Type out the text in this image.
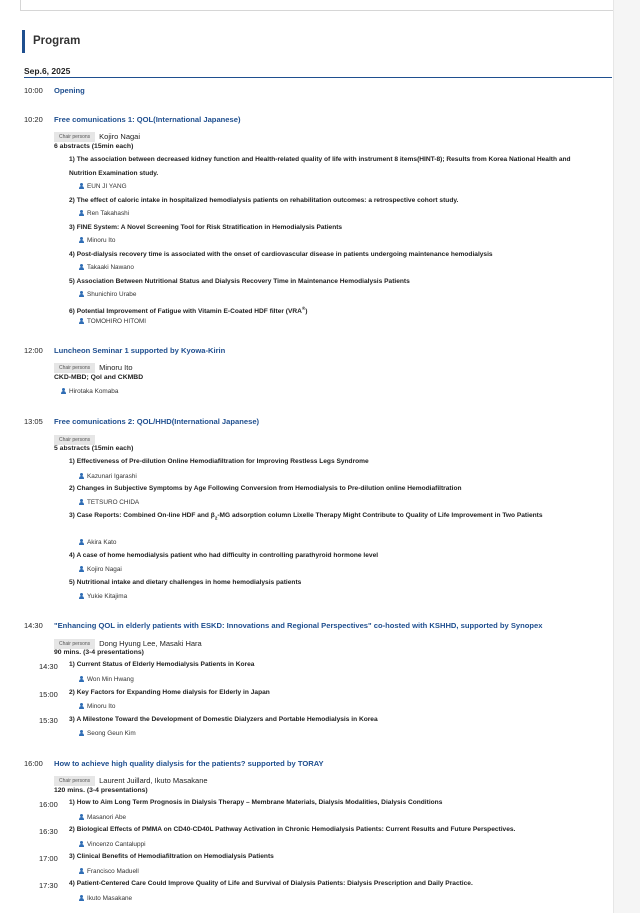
Program
Sep.6, 2025
10:00 Opening
10:20 Free comunications 1: QOL(International Japanese)
Chair persons Kojiro Nagai
6 abstracts (15min each)
1) The association between decreased kidney function and Health-related quality of life with instrument 8 items(HINT-8); Results from Korea National Health and Nutrition Examination study.
EUN JI YANG
2) The effect of caloric intake in hospitalized hemodialysis patients on rehabilitation outcomes: a retrospective cohort study.
Ren Takahashi
3) FINE System: A Novel Screening Tool for Risk Stratification in Hemodialysis Patients
Minoru Ito
4) Post-dialysis recovery time is associated with the onset of cardiovascular disease in patients undergoing maintenance hemodialysis
Takaaki Nawano
5) Association Between Nutritional Status and Dialysis Recovery Time in Maintenance Hemodialysis Patients
Shunichiro Urabe
6) Potential Improvement of Fatigue with Vitamin E-Coated HDF filter (VRA®)
TOMOHIRO HITOMI
12:00 Luncheon Seminar 1 supported by Kyowa-Kirin
Chair persons Minoru Ito
CKD-MBD; Qol and CKMBD
Hirotaka Komaba
13:05 Free comunications 2: QOL/HHD(International Japanese)
Chair persons
5 abstracts (15min each)
1) Effectiveness of Pre-dilution Online Hemodiafiltration for Improving Restless Legs Syndrome
Kazunari Igarashi
2) Changes in Subjective Symptoms by Age Following Conversion from Hemodialysis to Pre-dilution online Hemodiafiltration
TETSURO CHIDA
3) Case Reports: Combined On-line HDF and $\beta_2-MG$ adsorption column Lixelle Therapy Might Contribute to Quality of Life Improvement in Two Patients
Akira Kato
4) A case of home hemodialysis patient who had difficulty in controlling parathyroid hormone level
Kojiro Nagai
5) Nutritional intake and dietary challenges in home hemodialysis patients
Yukie Kitajima
14:30 "Enhancing QOL in elderly patients with ESKD: Innovations and Regional Perspectives" co-hosted with KSHHD, supported by Synopex
Chair persons Dong Hyung Lee, Masaki Hara
90 mins. (3-4 presentations)
14:30 1) Current Status of Elderly Hemodialysis Patients in Korea
Won Min Hwang
15:00 2) Key Factors for Expanding Home dialysis for Elderly in Japan
Minoru Ito
15:30 3) A Milestone Toward the Development of Domestic Dialyzers and Portable Hemodialysis in Korea
Seong Geun Kim
16:00 How to achieve high quality dialysis for the patients? supported by TORAY
Chair persons Laurent Juillard, Ikuto Masakane
120 mins. (3-4 presentations)
16:00 1) How to Aim Long Term Prognosis in Dialysis Therapy – Membrane Materials, Dialysis Modalities, Dialysis Conditions
Masanori Abe
16:30 2) Biological Effects of PMMA on CD40-CD40L Pathway Activation in Chronic Hemodialysis Patients: Current Results and Future Perspectives.
Vincenzo Cantaluppi
17:00 3) Clinical Benefits of Hemodiafiltration on Hemodialysis Patients
Francisco Maduell
17:30 4) Patient-Centered Care Could Improve Quality of Life and Survival of Dialysis Patients: Dialysis Prescription and Daily Practice.
Ikuto Masakane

===

REQUIRED ACTION ▸ For an answer, give a copy of every line in the listing that holds the word "presentations".

ANSWER TO THE EXERCISE ▸
90 mins. (3-4 presentations)
120 mins. (3-4 presentations)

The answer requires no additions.